* _Task requirements_
Out of the lines below, please list those that hold the string "times".

* _Records contained in a dataset_
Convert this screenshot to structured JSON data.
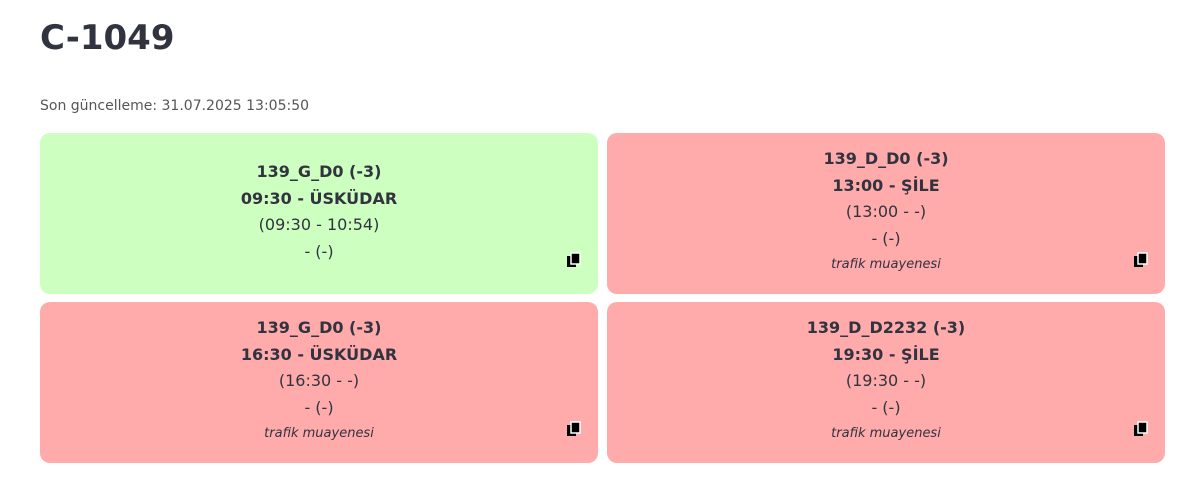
{
  "header": {
    "title": "C-1049",
    "updated": "Son güncelleme: 31.07.2025 13:05:50"
  },
  "cards": [
    {
      "code": "139_G_D0 (-3)",
      "route": "09:30 - ÜSKÜDAR",
      "times": "(09:30 - 10:54)",
      "extra": "- (-)",
      "status": "green"
    },
    {
      "code": "139_D_D0 (-3)",
      "route": "13:00 - ŞİLE",
      "times": "(13:00 - -)",
      "extra": "- (-)",
      "note": "trafik muayenesi",
      "status": "red"
    },
    {
      "code": "139_G_D0 (-3)",
      "route": "16:30 - ÜSKÜDAR",
      "times": "(16:30 - -)",
      "extra": "- (-)",
      "note": "trafik muayenesi",
      "status": "red"
    },
    {
      "code": "139_D_D2232 (-3)",
      "route": "19:30 - ŞİLE",
      "times": "(19:30 - -)",
      "extra": "- (-)",
      "note": "trafik muayenesi",
      "status": "red"
    }
  ]
}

* _Output for this task_
      "times": "(09:30 - 10:54)",
      "times": "(13:00 - -)",
      "times": "(16:30 - -)",
      "times": "(19:30 - -)",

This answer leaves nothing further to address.